VPSサービスを紹介する本文で、月額940円のプランのメモリ容量はいくつか答えてください。

*本文ブロック*:
::::

KVMを採用、さまざまなOSに対応するコストパフォーマンスの高いVPS「お名前.comレンタルサーバーVPS(KVM)」
GMOインターネットが提供するVPSサービス「お名前.com レンタルサーバーVPS(KVM)」は、高いコストパフォーマンスや、ISOイメージをアップロードして任意のOSをインストールできるといった特徴を持つVPSサービスだ。本記事では、お名前.com レンタルサーバーVPS(KVM)について、サービスの概要やスペック、独自OSのインストール方法などを紹介するとともに、ベンチマークテストなどで実際のスペックをチェックする。
近年、レンタルサーバー市場では急激な性能のインフレが起こっている。PCサーバーの性能が向上しているというのももちろんあるのだが、KVMやXenといった仮想化技術の進歩や、それらに関するノウハウの蓄積というのもその背景に挙げられる。特にKVMはここ数年で採用するレンタルサーバーサービスが急増している。KVMはLinuxカーネルと同時に開発されているため開発ペースが速く、また完全仮想化のサポートによってさまざまなOSを仮想環境下で稼働できる点がメリットだ。このKVMを採用しているレンタルサーバー(VPS)サービスの1つが、「お名前.com レンタルサーバーVPS(KVM)」だ。
お名前.comというと低価格なドメイン取得代行サービスが有名だが、このVPSサービスも実はあなどれない。もっとも廉価な月額940円のプランでもメモリは1GB、ディスク容量は100GBで、CPUは2コア分が利用できる。もちろんデータ転送量も無制限だ。また、月額1,380円のプランではメモリが2GB、ディスク容量は200GBで、CPUも3コアと、一気にスペックが上昇する(図1)。
インストール用のISOイメージファイルをSFTPでアップロードすることで任意のOSをインストールできたり、I/Oパフォーマンスを向上できる準仮想化ドライバVirtIOをサポートするなど、機能も豊富だ。任意のOSが利用できるため、LinuxやFreeBSD以外のOSでもVPS上で容易に稼働させられる。もちろん、自分でインストール用のISOイメージを用意すれば、ライセンス上の制限はあるものの、Windows系OSの利用も可能だ。

::::

文書レイアウト検出データ:
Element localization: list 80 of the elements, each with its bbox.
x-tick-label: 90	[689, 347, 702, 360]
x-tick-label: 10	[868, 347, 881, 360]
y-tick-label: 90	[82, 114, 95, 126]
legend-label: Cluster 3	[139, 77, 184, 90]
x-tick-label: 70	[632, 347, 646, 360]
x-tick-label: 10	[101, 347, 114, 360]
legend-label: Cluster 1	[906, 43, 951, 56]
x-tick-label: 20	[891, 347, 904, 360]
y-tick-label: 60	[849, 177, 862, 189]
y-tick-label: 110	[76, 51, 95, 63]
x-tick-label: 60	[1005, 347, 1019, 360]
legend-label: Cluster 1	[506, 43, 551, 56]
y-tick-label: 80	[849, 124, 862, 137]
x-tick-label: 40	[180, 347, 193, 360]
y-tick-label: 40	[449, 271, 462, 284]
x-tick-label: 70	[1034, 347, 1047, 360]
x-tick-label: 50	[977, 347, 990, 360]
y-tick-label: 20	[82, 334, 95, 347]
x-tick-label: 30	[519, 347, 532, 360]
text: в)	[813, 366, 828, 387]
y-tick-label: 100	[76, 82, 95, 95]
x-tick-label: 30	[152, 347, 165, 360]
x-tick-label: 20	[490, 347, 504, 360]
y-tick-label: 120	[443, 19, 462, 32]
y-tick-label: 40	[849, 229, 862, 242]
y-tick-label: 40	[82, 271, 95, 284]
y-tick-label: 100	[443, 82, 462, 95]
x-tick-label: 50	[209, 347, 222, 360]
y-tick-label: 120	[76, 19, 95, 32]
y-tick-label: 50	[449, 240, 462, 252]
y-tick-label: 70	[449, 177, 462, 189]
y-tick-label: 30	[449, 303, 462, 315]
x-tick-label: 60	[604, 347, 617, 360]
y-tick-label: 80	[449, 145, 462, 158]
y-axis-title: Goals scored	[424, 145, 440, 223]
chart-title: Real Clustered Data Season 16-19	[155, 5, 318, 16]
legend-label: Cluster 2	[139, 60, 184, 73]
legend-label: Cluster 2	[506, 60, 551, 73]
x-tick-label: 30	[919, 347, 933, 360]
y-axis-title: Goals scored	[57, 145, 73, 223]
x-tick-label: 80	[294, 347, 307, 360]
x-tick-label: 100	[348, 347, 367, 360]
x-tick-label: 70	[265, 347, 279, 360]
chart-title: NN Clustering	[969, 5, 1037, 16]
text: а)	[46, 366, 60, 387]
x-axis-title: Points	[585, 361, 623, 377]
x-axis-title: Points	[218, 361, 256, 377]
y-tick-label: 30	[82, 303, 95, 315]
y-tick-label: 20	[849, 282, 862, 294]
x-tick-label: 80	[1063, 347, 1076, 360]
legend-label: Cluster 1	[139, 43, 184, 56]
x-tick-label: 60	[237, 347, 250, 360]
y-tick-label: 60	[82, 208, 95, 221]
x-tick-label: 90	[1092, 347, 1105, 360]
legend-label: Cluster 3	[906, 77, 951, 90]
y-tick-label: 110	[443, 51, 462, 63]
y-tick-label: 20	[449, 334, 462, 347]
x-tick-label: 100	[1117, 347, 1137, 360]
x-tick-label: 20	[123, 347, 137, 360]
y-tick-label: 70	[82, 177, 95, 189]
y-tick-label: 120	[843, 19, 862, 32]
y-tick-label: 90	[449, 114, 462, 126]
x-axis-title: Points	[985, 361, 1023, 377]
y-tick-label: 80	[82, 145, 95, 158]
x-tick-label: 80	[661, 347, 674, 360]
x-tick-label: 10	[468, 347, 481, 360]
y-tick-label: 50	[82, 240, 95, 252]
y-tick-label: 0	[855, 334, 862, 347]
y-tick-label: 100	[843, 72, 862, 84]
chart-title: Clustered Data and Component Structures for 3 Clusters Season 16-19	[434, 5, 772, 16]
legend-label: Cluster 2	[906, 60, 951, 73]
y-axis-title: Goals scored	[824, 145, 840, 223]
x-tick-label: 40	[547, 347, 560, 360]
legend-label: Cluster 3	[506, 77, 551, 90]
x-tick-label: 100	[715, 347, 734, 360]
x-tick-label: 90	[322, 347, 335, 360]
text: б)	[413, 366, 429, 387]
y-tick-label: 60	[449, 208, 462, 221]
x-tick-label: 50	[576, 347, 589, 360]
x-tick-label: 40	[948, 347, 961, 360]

::::

*本問の解答*:
1GBです。